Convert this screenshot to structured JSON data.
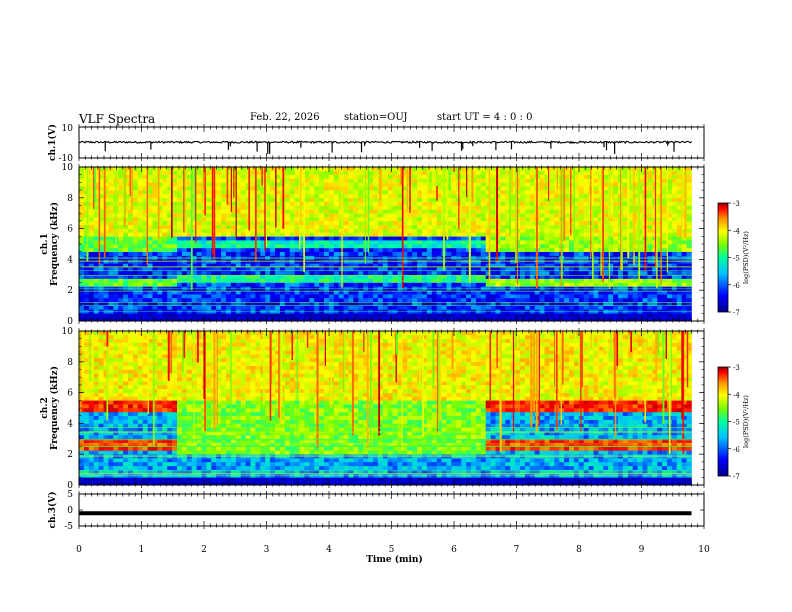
{
  "header": {
    "title": "VLF Spectra",
    "date": "Feb. 22, 2026",
    "station": "station=OUJ",
    "start": "start  UT =   4 : 0  : 0"
  },
  "colors": {
    "colormap": [
      "#00008b",
      "#0000ff",
      "#00bfff",
      "#00ffa0",
      "#7cfc00",
      "#ffff00",
      "#ff8c00",
      "#ff0000",
      "#8b0000"
    ]
  },
  "chart_data": [
    {
      "type": "line",
      "panel": "waveform ch.1",
      "ylabel": "ch.1(V)",
      "ylim": [
        -10,
        10
      ],
      "yticks": [
        "10",
        "-10"
      ],
      "xlim": [
        0,
        10
      ],
      "baseline": 0.2,
      "noise_amplitude": 0.6,
      "spike_times": [
        0.42,
        1.15,
        2.39,
        2.42,
        2.85,
        3.02,
        3.05,
        3.55,
        4.05,
        4.52,
        4.57,
        5.45,
        5.65,
        6.12,
        6.14,
        6.3,
        6.67,
        6.92,
        7.55,
        8.4,
        8.44,
        8.57,
        9.42,
        9.52
      ]
    },
    {
      "type": "heatmap",
      "panel": "spectrogram ch.1",
      "ylabel": [
        "ch.1",
        "Frequency (kHz)"
      ],
      "ylim": [
        0,
        10
      ],
      "yticks": [
        "0",
        "2",
        "4",
        "6",
        "8",
        "10"
      ],
      "xlim": [
        0,
        10
      ],
      "colorbar": {
        "label": "log(PSD)(V²/Hz)",
        "range": [
          -7,
          -3
        ],
        "ticks": [
          "-3",
          "-4",
          "-5",
          "-6",
          "-7"
        ]
      },
      "background_log_psd": -6.4,
      "bands": [
        {
          "t0": 0,
          "t1": 1.55,
          "f0": 2.2,
          "f1": 2.8,
          "log_psd": -5.1
        },
        {
          "t0": 1.55,
          "t1": 6.5,
          "f0": 2.4,
          "f1": 3.0,
          "log_psd": -5.5
        },
        {
          "t0": 6.5,
          "t1": 9.8,
          "f0": 2.2,
          "f1": 2.8,
          "log_psd": -4.9
        },
        {
          "t0": 0,
          "t1": 1.55,
          "f0": 4.6,
          "f1": 5.4,
          "log_psd": -5.1
        },
        {
          "t0": 1.55,
          "t1": 6.5,
          "f0": 4.8,
          "f1": 5.2,
          "log_psd": -5.6
        },
        {
          "t0": 6.5,
          "t1": 9.8,
          "f0": 4.6,
          "f1": 5.4,
          "log_psd": -4.9
        },
        {
          "t0": 0,
          "t1": 9.8,
          "f0": 5.4,
          "f1": 10,
          "log_psd": -4.6
        }
      ]
    },
    {
      "type": "heatmap",
      "panel": "spectrogram ch.2",
      "ylabel": [
        "ch.2",
        "Frequency (kHz)"
      ],
      "ylim": [
        0,
        10
      ],
      "yticks": [
        "0",
        "2",
        "4",
        "6",
        "8",
        "10"
      ],
      "xlim": [
        0,
        10
      ],
      "colorbar": {
        "label": "log(PSD)(V²/Hz)",
        "range": [
          -7,
          -3
        ],
        "ticks": [
          "-3",
          "-4",
          "-5",
          "-6",
          "-7"
        ]
      },
      "background_log_psd": -6.0,
      "bands": [
        {
          "t0": 0,
          "t1": 1.55,
          "f0": 2.3,
          "f1": 2.9,
          "log_psd": -3.7
        },
        {
          "t0": 1.55,
          "t1": 6.5,
          "f0": 2.0,
          "f1": 3.2,
          "log_psd": -5.0
        },
        {
          "t0": 6.5,
          "t1": 9.8,
          "f0": 2.3,
          "f1": 2.9,
          "log_psd": -3.7
        },
        {
          "t0": 0,
          "t1": 1.55,
          "f0": 4.8,
          "f1": 5.4,
          "log_psd": -3.6
        },
        {
          "t0": 1.55,
          "t1": 6.5,
          "f0": 3.2,
          "f1": 5.6,
          "log_psd": -5.0
        },
        {
          "t0": 6.5,
          "t1": 9.8,
          "f0": 4.8,
          "f1": 5.4,
          "log_psd": -3.6
        },
        {
          "t0": 0,
          "t1": 9.8,
          "f0": 5.6,
          "f1": 10,
          "log_psd": -4.5
        }
      ]
    },
    {
      "type": "line",
      "panel": "waveform ch.3",
      "ylabel": "ch.3(V)",
      "ylim": [
        -5,
        5
      ],
      "yticks": [
        "5",
        "0",
        "-5"
      ],
      "xlim": [
        0,
        10
      ],
      "xlabel": "Time  (min)",
      "xticks": [
        "0",
        "1",
        "2",
        "3",
        "4",
        "5",
        "6",
        "7",
        "8",
        "9",
        "10"
      ],
      "constant_value": -1.0,
      "data_end": 9.8
    }
  ]
}
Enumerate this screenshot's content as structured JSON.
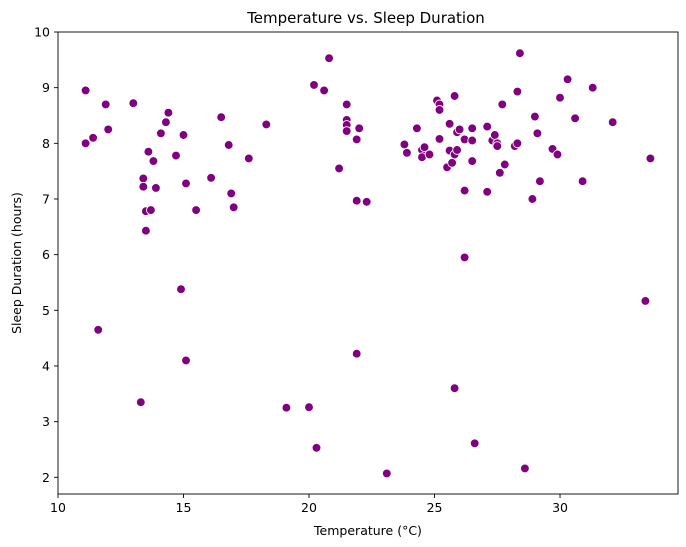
{
  "chart_data": {
    "type": "scatter",
    "title": "Temperature vs. Sleep Duration",
    "xlabel": "Temperature (°C)",
    "ylabel": "Sleep Duration (hours)",
    "xlim": [
      10,
      34.7
    ],
    "ylim": [
      1.7,
      10
    ],
    "xticks": [
      10,
      15,
      20,
      25,
      30
    ],
    "yticks": [
      2,
      3,
      4,
      5,
      6,
      7,
      8,
      9,
      10
    ],
    "grid": false,
    "point_color": "#800080",
    "point_edge_color": "#ffffff",
    "points": [
      [
        11.1,
        8.95
      ],
      [
        11.1,
        8.0
      ],
      [
        11.4,
        8.1
      ],
      [
        11.6,
        4.65
      ],
      [
        11.9,
        8.7
      ],
      [
        12.0,
        8.25
      ],
      [
        13.0,
        8.72
      ],
      [
        13.3,
        3.35
      ],
      [
        13.4,
        7.37
      ],
      [
        13.4,
        7.22
      ],
      [
        13.5,
        6.78
      ],
      [
        13.5,
        6.43
      ],
      [
        13.6,
        7.85
      ],
      [
        13.7,
        6.8
      ],
      [
        13.8,
        7.68
      ],
      [
        13.9,
        7.2
      ],
      [
        14.1,
        8.18
      ],
      [
        14.3,
        8.38
      ],
      [
        14.4,
        8.55
      ],
      [
        14.7,
        7.78
      ],
      [
        14.9,
        5.38
      ],
      [
        15.0,
        8.15
      ],
      [
        15.1,
        4.1
      ],
      [
        15.1,
        7.28
      ],
      [
        15.5,
        6.8
      ],
      [
        16.1,
        7.38
      ],
      [
        16.5,
        8.47
      ],
      [
        16.8,
        7.97
      ],
      [
        16.9,
        7.1
      ],
      [
        17.0,
        6.85
      ],
      [
        17.6,
        7.73
      ],
      [
        18.3,
        8.34
      ],
      [
        19.1,
        3.25
      ],
      [
        20.0,
        3.26
      ],
      [
        20.2,
        9.05
      ],
      [
        20.3,
        2.53
      ],
      [
        20.6,
        8.95
      ],
      [
        20.8,
        9.53
      ],
      [
        21.2,
        7.55
      ],
      [
        21.5,
        8.7
      ],
      [
        21.5,
        8.42
      ],
      [
        21.5,
        8.33
      ],
      [
        21.5,
        8.22
      ],
      [
        21.9,
        8.07
      ],
      [
        21.9,
        6.97
      ],
      [
        21.9,
        4.22
      ],
      [
        22.0,
        8.27
      ],
      [
        22.3,
        6.95
      ],
      [
        23.1,
        2.07
      ],
      [
        23.8,
        7.98
      ],
      [
        23.9,
        7.83
      ],
      [
        24.3,
        8.27
      ],
      [
        24.5,
        7.88
      ],
      [
        24.5,
        7.75
      ],
      [
        24.6,
        7.93
      ],
      [
        24.8,
        7.8
      ],
      [
        25.1,
        8.77
      ],
      [
        25.2,
        8.7
      ],
      [
        25.2,
        8.6
      ],
      [
        25.2,
        8.08
      ],
      [
        25.5,
        7.57
      ],
      [
        25.6,
        8.35
      ],
      [
        25.6,
        7.87
      ],
      [
        25.7,
        7.65
      ],
      [
        25.8,
        8.85
      ],
      [
        25.8,
        7.8
      ],
      [
        25.8,
        3.6
      ],
      [
        25.9,
        8.2
      ],
      [
        25.9,
        7.88
      ],
      [
        26.0,
        8.25
      ],
      [
        26.2,
        8.07
      ],
      [
        26.2,
        7.15
      ],
      [
        26.2,
        5.95
      ],
      [
        26.5,
        8.27
      ],
      [
        26.5,
        8.05
      ],
      [
        26.5,
        7.68
      ],
      [
        26.6,
        2.61
      ],
      [
        27.1,
        8.3
      ],
      [
        27.1,
        7.13
      ],
      [
        27.3,
        8.05
      ],
      [
        27.4,
        8.15
      ],
      [
        27.5,
        8.0
      ],
      [
        27.5,
        7.95
      ],
      [
        27.6,
        7.47
      ],
      [
        27.7,
        8.7
      ],
      [
        27.8,
        7.62
      ],
      [
        28.2,
        7.95
      ],
      [
        28.3,
        8.0
      ],
      [
        28.3,
        8.93
      ],
      [
        28.4,
        9.62
      ],
      [
        28.6,
        2.16
      ],
      [
        28.9,
        7.0
      ],
      [
        29.0,
        8.48
      ],
      [
        29.1,
        8.18
      ],
      [
        29.2,
        7.32
      ],
      [
        29.7,
        7.9
      ],
      [
        29.9,
        7.8
      ],
      [
        30.0,
        8.82
      ],
      [
        30.3,
        9.15
      ],
      [
        30.6,
        8.45
      ],
      [
        30.9,
        7.32
      ],
      [
        31.3,
        9.0
      ],
      [
        32.1,
        8.38
      ],
      [
        33.4,
        5.17
      ],
      [
        33.6,
        7.73
      ]
    ]
  }
}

# # # # # # #

## Written task
Which lines in the data above contain "Temperature"? Show each one.

## Task response
    "title": "Temperature vs. Sleep Duration",
    "xlabel": "Temperature (°C)",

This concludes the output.